- Data lines -
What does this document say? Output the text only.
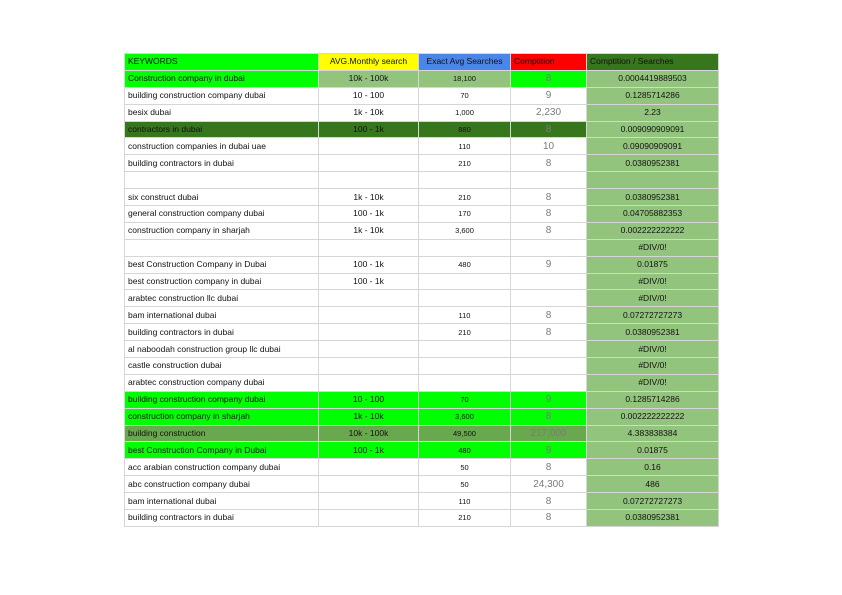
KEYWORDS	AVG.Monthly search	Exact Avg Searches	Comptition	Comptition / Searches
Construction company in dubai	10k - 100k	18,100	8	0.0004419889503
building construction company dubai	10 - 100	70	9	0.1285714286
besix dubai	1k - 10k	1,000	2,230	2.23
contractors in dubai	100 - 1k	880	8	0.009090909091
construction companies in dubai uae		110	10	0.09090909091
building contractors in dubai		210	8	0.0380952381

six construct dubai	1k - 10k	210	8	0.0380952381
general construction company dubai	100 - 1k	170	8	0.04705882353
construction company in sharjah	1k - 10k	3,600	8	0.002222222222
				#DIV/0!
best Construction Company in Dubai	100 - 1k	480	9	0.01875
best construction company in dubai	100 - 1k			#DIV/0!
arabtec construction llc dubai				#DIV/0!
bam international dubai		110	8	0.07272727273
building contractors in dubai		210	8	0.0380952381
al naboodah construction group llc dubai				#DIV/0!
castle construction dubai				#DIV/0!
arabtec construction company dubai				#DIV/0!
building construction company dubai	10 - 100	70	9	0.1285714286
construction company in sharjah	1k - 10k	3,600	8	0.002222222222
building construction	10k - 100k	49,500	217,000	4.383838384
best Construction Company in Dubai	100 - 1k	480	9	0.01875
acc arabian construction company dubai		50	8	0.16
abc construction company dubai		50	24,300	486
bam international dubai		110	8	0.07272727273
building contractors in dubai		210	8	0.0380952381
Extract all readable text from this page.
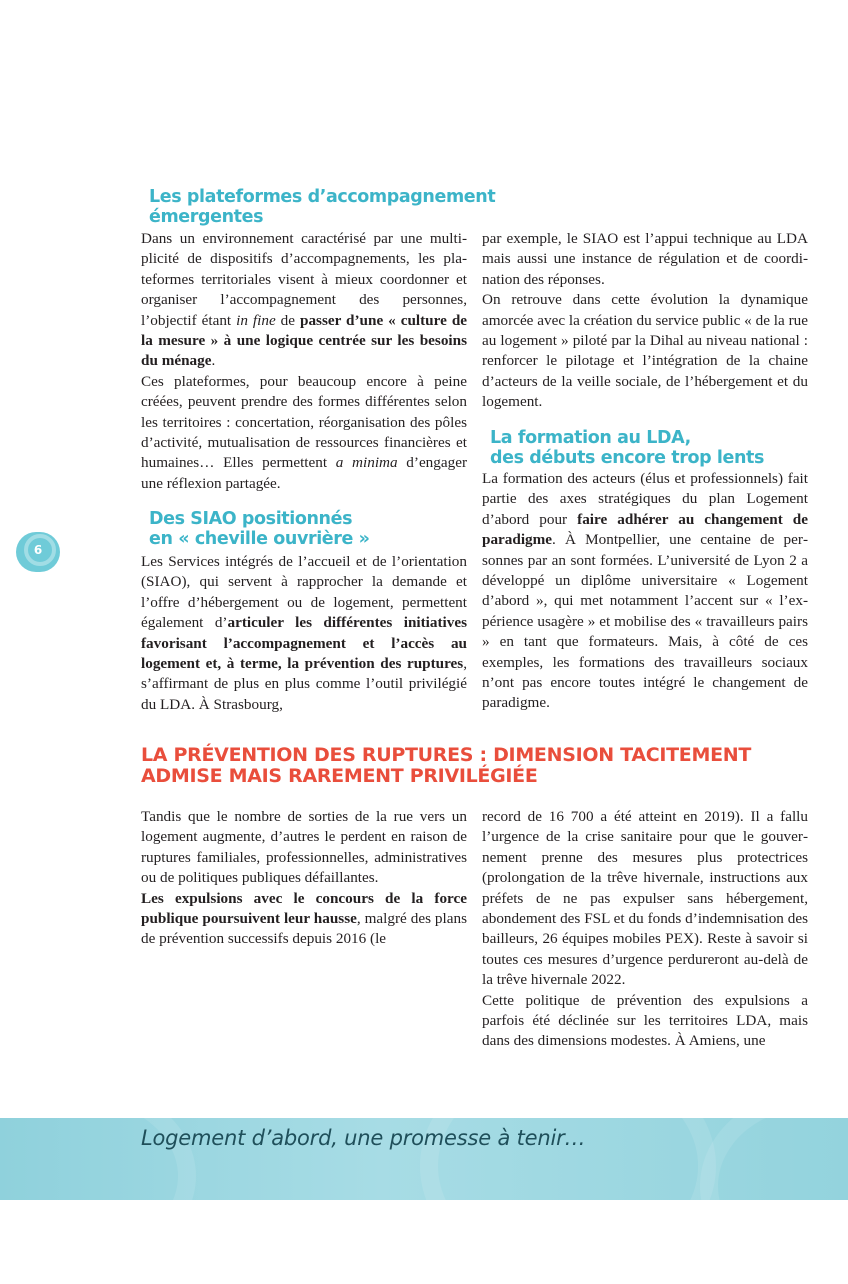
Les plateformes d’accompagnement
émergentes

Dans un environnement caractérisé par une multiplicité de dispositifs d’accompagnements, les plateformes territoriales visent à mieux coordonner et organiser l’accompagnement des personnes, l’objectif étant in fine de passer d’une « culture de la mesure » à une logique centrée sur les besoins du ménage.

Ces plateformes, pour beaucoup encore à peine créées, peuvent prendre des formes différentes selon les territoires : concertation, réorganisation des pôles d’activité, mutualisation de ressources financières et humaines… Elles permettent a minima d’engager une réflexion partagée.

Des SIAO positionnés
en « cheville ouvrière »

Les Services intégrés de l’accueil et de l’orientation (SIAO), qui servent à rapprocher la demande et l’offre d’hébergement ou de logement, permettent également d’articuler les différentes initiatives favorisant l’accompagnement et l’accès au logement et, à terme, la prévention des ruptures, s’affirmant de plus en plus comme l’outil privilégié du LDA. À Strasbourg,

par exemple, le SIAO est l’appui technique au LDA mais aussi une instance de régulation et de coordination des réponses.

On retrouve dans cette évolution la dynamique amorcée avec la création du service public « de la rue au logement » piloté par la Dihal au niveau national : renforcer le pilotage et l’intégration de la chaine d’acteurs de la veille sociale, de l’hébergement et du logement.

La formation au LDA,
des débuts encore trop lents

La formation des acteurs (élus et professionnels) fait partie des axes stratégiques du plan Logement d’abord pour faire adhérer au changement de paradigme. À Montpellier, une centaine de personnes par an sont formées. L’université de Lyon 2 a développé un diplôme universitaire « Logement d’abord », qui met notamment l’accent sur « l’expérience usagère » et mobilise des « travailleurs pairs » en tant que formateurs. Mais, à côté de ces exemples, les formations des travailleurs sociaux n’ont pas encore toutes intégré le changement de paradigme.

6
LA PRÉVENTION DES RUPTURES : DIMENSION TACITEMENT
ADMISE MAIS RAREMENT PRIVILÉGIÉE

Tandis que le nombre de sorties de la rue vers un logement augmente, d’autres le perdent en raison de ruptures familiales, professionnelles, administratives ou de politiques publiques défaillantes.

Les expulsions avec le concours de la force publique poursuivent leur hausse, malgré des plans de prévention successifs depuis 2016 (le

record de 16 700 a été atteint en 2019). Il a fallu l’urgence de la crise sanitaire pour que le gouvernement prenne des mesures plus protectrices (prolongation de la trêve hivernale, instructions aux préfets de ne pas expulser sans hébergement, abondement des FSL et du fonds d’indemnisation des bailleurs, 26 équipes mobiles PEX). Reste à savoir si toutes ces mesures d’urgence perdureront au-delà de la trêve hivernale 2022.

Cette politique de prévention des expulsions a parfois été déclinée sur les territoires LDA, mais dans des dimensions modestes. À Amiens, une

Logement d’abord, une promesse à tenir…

--

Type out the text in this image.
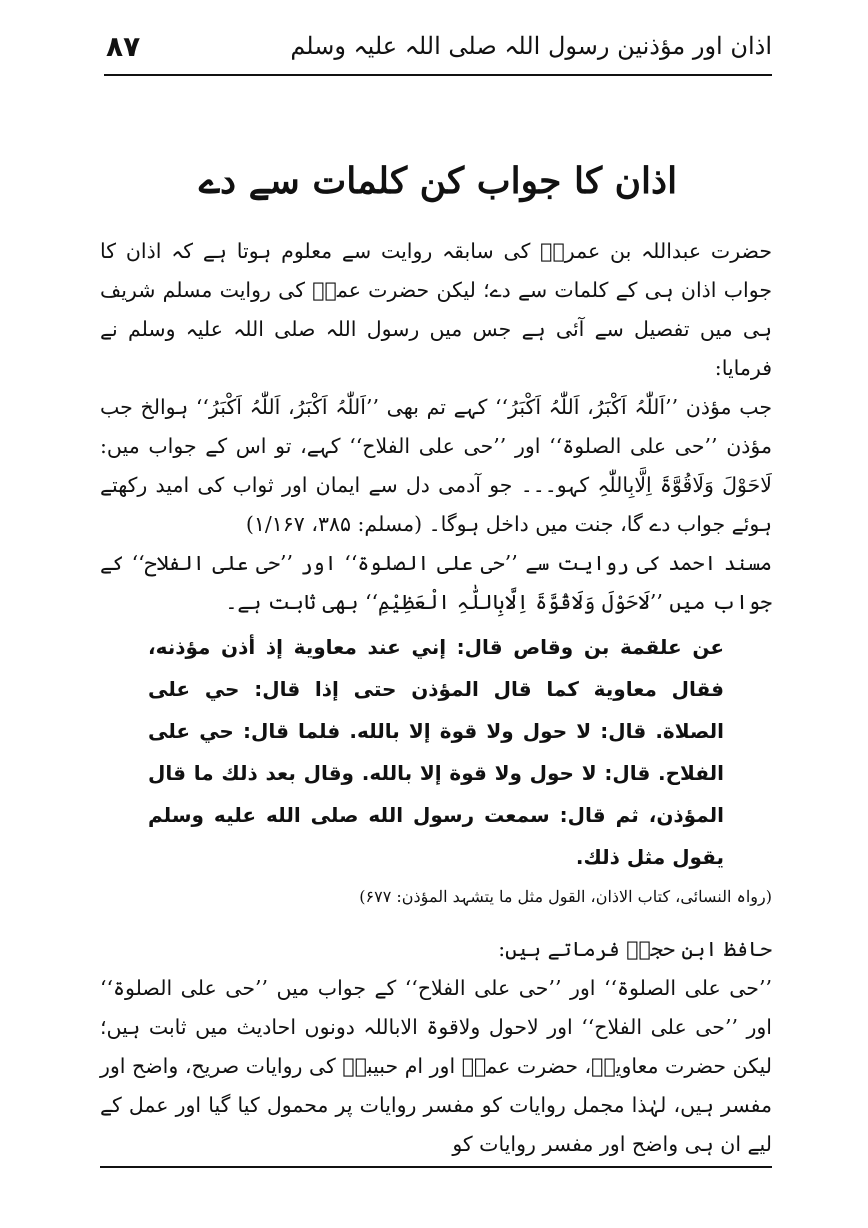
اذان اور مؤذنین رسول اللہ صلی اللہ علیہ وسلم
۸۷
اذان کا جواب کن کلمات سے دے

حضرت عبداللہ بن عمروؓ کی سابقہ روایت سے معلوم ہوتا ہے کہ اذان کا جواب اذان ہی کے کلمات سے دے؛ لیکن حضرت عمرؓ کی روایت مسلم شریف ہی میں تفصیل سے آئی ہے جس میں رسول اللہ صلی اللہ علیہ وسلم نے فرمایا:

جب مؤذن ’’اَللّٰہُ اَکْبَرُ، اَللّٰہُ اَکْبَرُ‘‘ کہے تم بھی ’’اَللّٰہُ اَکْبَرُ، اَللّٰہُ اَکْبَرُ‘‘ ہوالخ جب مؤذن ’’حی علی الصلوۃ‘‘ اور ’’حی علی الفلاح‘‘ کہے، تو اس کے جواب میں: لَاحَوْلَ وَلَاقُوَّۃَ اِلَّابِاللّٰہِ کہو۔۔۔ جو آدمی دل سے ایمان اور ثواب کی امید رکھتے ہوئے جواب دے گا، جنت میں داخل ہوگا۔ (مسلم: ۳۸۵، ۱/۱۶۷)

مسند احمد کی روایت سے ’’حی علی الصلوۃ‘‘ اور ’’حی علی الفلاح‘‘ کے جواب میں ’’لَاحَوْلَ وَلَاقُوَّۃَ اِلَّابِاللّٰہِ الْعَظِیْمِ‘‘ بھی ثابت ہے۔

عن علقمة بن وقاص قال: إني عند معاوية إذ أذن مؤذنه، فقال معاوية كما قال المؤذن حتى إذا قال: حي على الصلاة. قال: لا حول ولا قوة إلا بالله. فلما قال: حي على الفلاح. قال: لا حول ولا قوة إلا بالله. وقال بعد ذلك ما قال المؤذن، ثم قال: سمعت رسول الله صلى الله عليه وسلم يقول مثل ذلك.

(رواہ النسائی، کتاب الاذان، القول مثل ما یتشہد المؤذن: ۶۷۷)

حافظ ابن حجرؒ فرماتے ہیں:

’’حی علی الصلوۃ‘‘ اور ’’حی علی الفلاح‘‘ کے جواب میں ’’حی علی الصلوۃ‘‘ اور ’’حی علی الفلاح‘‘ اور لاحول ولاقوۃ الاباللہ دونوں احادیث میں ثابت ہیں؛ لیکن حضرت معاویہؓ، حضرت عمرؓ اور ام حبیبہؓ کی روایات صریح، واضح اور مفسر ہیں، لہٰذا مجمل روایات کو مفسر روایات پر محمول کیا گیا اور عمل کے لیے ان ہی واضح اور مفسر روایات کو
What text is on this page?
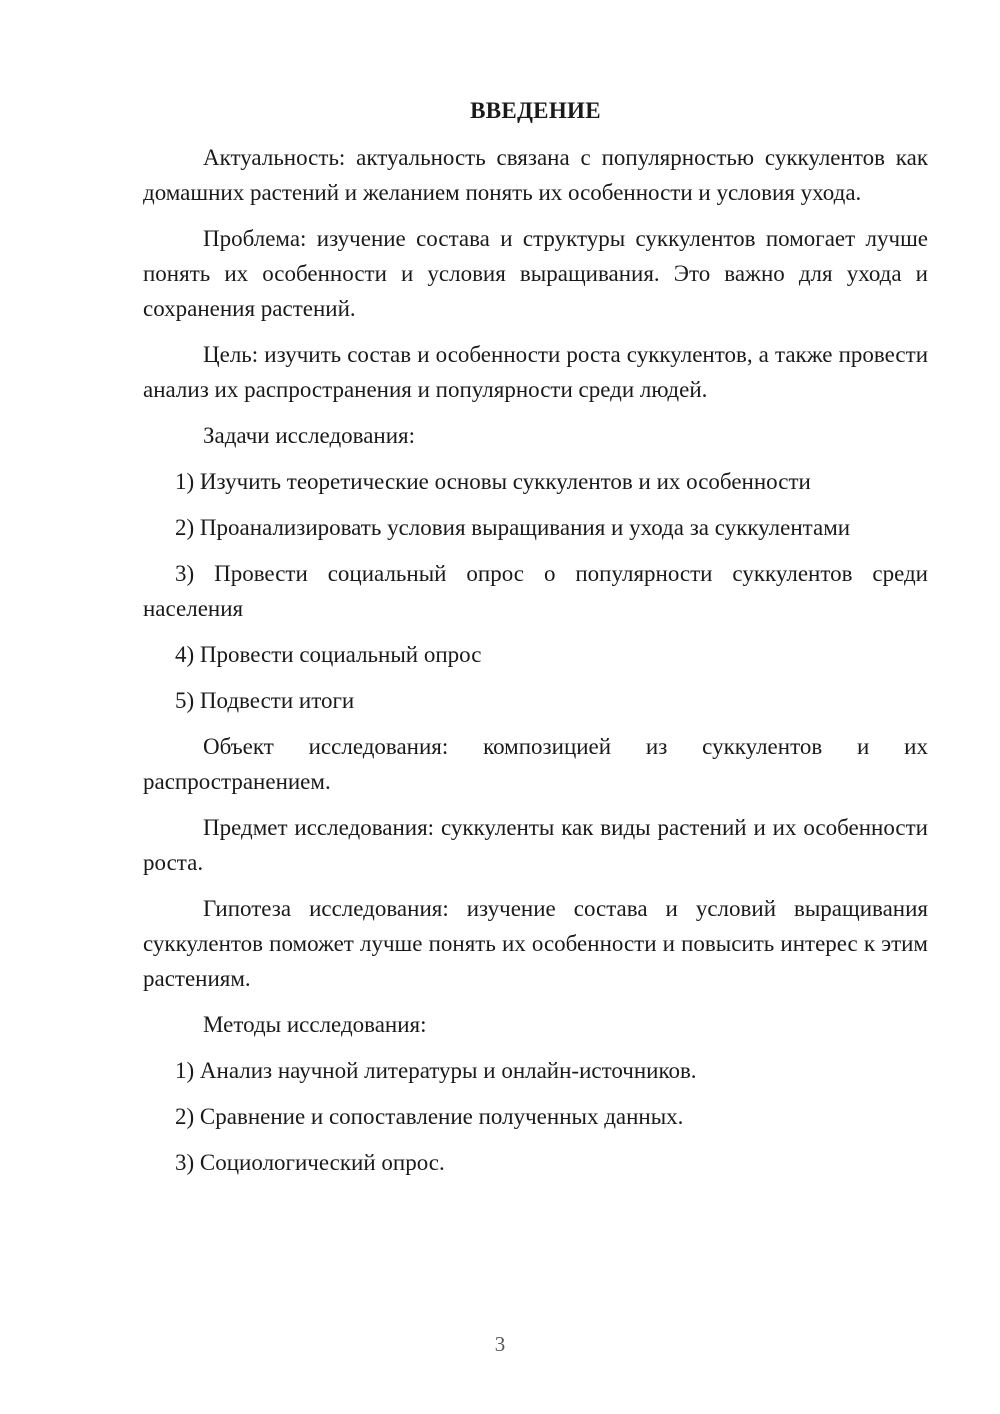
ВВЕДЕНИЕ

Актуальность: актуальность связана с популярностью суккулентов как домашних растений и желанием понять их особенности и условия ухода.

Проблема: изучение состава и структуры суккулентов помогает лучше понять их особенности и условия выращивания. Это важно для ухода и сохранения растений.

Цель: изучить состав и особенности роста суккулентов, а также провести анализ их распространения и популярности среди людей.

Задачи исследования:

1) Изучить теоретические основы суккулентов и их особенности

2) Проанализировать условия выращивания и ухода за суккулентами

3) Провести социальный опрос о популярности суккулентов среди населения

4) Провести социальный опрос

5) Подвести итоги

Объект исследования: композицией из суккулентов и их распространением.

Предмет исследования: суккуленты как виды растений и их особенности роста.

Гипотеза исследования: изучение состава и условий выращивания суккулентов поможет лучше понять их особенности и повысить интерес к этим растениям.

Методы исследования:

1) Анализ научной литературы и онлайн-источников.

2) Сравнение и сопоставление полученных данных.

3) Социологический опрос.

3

- Directions for this task -
Gather from the data above every line with the string "опрос".

- Response -
3) Провести социальный опрос о популярности суккулентов среди населения
4) Провести социальный опрос
3) Социологический опрос.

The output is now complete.